- [ФРАГМЕНТ ДОКУМЕНТА]:
Выбери любимый жанр

Страницы прошлого - Бруштейн Александра Яковлевна - Страница 49


Изменить размер шрифта:

49

Лучшими из виденных мною ролей были у Роберта Адельгейма Акоста и Годда («Казнь»), у Рафаила Адельгейма - Яго, Франц («Разбойники») и бен Акиба. Об этих ролях я и расскажу, что помню. Эту оговорку «что помню» я делаю потому, что я помню об этом не все. Я видела Адельгеймов в их ролях по многу раз, а Орленева всего лишь по одному, по два раза. Но Орленева я помню очень четко во всех деталях, а Адельгеймов - словно сквозь туман, в котором многое пропадает и скрадывается. Например, Гамлет, Отелло и Карл Моор в исполнении Роберта Адельгейма почти совершенно изгладились из моей памяти. Вероятно, впечатление было не очень сильным и позднее перекрылось впечатлениями от лучшей игры других актеров, виденных мною в этих же ролях.

Помню первое появление Роберта Адельгейма - Акосты в доме у де Сильвы. Он был красив, казалось, он всю жизнь прожил именно в этом костюме (такое впечатление производили оба брата во всех костюмах), у него был прекрасный, теплый голос. Все это шло от данных самого актера и от его школы. Но от Акосты шло ощущение счастья, которым был пронизан актер. Акоста был счастлив: он чувствовал себя в расцвете всех сил, в цветении творческом, он только что закончил большой труд, в котором рассказал людям о своей правде. Он любил Юдифь, он знал, что и она его любит… Ни шероховатости во встрече с де Сильва, ни встреча с раввином не могли омрачить этого светлого настроения Акосты, единственного на протяжении пьесы.

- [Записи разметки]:
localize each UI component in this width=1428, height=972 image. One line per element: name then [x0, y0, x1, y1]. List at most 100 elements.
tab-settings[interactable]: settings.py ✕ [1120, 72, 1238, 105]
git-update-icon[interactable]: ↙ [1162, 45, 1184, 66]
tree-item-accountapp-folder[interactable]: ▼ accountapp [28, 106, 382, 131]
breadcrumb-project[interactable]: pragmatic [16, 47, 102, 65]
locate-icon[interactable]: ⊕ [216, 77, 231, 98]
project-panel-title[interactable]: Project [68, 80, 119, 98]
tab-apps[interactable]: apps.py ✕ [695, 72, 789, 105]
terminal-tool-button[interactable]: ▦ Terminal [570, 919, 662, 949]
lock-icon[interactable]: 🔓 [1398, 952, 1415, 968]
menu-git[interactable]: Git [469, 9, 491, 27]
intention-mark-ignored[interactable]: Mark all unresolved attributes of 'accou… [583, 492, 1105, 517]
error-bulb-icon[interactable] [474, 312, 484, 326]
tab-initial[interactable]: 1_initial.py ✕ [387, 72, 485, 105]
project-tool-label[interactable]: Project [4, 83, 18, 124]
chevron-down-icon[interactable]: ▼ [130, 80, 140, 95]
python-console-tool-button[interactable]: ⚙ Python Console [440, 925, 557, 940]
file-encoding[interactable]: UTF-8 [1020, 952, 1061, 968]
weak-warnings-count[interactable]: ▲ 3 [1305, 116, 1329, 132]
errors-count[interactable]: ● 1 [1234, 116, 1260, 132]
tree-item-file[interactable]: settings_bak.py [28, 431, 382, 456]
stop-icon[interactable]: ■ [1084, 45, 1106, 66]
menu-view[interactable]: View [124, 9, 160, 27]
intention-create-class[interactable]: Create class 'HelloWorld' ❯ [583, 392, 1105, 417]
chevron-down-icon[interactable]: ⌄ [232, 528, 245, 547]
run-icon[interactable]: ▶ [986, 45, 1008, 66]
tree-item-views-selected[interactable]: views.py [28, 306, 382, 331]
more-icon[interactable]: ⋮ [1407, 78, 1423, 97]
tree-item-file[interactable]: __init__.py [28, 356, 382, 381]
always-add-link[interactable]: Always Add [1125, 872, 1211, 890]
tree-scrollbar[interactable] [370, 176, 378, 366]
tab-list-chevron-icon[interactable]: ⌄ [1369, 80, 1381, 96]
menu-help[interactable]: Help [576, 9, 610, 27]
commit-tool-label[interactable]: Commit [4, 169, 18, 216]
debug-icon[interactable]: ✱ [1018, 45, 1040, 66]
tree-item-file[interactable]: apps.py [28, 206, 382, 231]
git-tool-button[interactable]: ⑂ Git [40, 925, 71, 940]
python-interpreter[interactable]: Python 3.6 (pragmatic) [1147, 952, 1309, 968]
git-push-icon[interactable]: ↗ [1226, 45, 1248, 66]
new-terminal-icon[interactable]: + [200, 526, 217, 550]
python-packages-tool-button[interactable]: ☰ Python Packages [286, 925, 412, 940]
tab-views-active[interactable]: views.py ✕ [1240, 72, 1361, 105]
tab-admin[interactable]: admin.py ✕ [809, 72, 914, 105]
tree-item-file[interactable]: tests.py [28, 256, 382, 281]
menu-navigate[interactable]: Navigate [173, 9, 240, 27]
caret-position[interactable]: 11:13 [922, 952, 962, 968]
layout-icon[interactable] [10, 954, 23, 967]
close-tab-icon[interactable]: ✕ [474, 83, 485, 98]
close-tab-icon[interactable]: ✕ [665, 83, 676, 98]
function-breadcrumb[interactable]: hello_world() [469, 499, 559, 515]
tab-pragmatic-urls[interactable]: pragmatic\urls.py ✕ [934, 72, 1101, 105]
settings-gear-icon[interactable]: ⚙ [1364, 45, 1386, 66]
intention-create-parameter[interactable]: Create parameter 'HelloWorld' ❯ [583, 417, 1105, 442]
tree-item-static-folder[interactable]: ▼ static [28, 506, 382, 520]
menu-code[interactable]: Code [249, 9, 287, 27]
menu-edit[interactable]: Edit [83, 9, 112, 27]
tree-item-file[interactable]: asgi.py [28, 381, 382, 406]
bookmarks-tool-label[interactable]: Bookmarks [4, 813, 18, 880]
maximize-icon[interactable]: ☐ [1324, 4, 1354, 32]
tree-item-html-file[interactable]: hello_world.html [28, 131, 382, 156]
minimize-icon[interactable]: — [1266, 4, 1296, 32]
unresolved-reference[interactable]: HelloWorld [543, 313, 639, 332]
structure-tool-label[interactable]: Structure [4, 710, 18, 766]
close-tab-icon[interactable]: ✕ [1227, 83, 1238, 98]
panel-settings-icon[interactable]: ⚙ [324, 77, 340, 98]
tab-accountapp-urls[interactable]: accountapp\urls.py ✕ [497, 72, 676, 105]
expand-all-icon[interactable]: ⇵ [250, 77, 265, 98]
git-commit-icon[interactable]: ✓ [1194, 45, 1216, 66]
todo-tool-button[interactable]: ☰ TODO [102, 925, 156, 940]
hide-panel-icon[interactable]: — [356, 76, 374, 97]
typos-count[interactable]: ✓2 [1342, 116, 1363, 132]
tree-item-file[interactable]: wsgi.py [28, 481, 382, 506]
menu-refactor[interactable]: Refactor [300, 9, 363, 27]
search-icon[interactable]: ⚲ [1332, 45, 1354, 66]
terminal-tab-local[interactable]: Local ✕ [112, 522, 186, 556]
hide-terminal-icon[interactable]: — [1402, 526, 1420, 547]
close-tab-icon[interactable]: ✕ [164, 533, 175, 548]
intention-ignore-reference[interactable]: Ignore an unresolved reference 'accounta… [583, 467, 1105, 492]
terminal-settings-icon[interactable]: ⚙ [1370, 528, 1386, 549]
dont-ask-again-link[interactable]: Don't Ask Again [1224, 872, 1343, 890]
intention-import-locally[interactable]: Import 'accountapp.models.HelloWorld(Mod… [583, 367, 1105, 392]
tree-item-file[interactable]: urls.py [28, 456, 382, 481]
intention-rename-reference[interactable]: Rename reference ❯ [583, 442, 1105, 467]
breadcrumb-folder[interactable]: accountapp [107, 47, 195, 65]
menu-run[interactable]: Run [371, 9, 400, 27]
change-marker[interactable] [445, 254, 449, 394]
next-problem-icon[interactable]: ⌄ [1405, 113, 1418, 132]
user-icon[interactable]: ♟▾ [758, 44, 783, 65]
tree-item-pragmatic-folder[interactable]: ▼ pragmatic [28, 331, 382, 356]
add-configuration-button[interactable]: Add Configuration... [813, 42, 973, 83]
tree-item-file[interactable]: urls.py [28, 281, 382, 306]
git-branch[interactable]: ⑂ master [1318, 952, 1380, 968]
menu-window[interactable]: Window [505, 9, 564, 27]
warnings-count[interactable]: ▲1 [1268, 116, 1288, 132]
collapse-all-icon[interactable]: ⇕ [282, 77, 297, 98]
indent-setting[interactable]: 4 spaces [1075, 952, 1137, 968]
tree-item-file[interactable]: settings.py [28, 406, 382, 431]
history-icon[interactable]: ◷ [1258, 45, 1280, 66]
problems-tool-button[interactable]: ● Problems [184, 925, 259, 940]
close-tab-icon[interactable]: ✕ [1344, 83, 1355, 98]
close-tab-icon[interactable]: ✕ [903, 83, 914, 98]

- [ПИСЬМЕННЫЙ ЗАПРОС 1]:
Определите, согласуются ли с фрагментом об игре братьев Адельгейм утверждения ниже. Для каждого ответьте «да» или «нет» и дословно приведите решающие слова фрагмента.
(a) Орленева автор видел(а) на сцене чаще, чем Адельгеймов.
(b) Гамлет в исполнении Роберта Адельгейма почти стерся из памяти автора.
(c) Встреча с раввином омрачила светлое настроение Акосты.
- [ПИСЬМЕННЫЙ ЗАПРОС 2]:
Воспроизведите без изменений часть фрагмента об игре братьев Адельгейм между словами "Страницы прошлого - Бруштейн" и "этих же ролях." включительно.

- [РЕЗУЛЬТАТ ЗАДАНИЯ 1]:
(a) Нет: «Я видела Адельгеймов в их ролях по многу раз, а Орленева всего лишь по одному, по два раза».
(b) Да: «Например, Гамлет, Отелло и Карл Моор в исполнении Роберта Адельгейма почти совершенно изгладились из моей памяти».
(c) Нет: «Ни шероховатости во встрече с де Сильва, ни встреча с раввином не могли омрачить этого светлого настроения Акосты».

- [РЕЗУЛЬТАТ ЗАДАНИЯ 2]:
Страницы прошлого - Бруштейн Александра Яковлевна - Страница 49


Изменить размер шрифта:

49

Лучшими из виденных мною ролей были у Роберта Адельгейма Акоста и Годда («Казнь»), у Рафаила Адельгейма - Яго, Франц («Разбойники») и бен Акиба. Об этих ролях я и расскажу, что помню. Эту оговорку «что помню» я делаю потому, что я помню об этом не все. Я видела Адельгеймов в их ролях по многу раз, а Орленева всего лишь по одному, по два раза. Но Орленева я помню очень четко во всех деталях, а Адельгеймов - словно сквозь туман, в котором многое пропадает и скрадывается. Например, Гамлет, Отелло и Карл Моор в исполнении Роберта Адельгейма почти совершенно изгладились из моей памяти. Вероятно, впечатление было не очень сильным и позднее перекрылось впечатлениями от лучшей игры других актеров, виденных мною в этих же ролях.